Excerpts from a figure dataset
** BEGIN **

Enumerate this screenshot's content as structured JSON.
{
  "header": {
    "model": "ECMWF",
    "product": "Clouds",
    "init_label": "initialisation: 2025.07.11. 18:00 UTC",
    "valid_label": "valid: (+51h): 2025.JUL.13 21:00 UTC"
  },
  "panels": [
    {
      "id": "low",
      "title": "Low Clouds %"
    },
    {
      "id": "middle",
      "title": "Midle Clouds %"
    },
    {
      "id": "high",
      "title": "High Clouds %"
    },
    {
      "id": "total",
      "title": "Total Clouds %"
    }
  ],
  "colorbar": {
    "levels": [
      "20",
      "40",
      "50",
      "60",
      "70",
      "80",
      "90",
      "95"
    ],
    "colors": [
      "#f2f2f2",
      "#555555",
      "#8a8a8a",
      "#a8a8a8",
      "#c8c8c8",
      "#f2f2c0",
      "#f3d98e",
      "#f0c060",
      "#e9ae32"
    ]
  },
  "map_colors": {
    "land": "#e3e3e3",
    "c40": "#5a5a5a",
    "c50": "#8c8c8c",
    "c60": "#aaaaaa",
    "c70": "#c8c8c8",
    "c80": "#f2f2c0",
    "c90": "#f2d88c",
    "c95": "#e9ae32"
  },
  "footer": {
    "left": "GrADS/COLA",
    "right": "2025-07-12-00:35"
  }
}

** END **

EXERCISE =>
All of the entries above should be written out again exactly.

ANSWER TO THIS TASK =>
Enumerate this screenshot's content as structured JSON.
{
  "header": {
    "model": "ECMWF",
    "product": "Clouds",
    "init_label": "initialisation: 2025.07.11. 18:00 UTC",
    "valid_label": "valid: (+51h): 2025.JUL.13 21:00 UTC"
  },
  "panels": [
    {
      "id": "low",
      "title": "Low Clouds %"
    },
    {
      "id": "middle",
      "title": "Midle Clouds %"
    },
    {
      "id": "high",
      "title": "High Clouds %"
    },
    {
      "id": "total",
      "title": "Total Clouds %"
    }
  ],
  "colorbar": {
    "levels": [
      "20",
      "40",
      "50",
      "60",
      "70",
      "80",
      "90",
      "95"
    ],
    "colors": [
      "#f2f2f2",
      "#555555",
      "#8a8a8a",
      "#a8a8a8",
      "#c8c8c8",
      "#f2f2c0",
      "#f3d98e",
      "#f0c060",
      "#e9ae32"
    ]
  },
  "map_colors": {
    "land": "#e3e3e3",
    "c40": "#5a5a5a",
    "c50": "#8c8c8c",
    "c60": "#aaaaaa",
    "c70": "#c8c8c8",
    "c80": "#f2f2c0",
    "c90": "#f2d88c",
    "c95": "#e9ae32"
  },
  "footer": {
    "left": "GrADS/COLA",
    "right": "2025-07-12-00:35"
  }
}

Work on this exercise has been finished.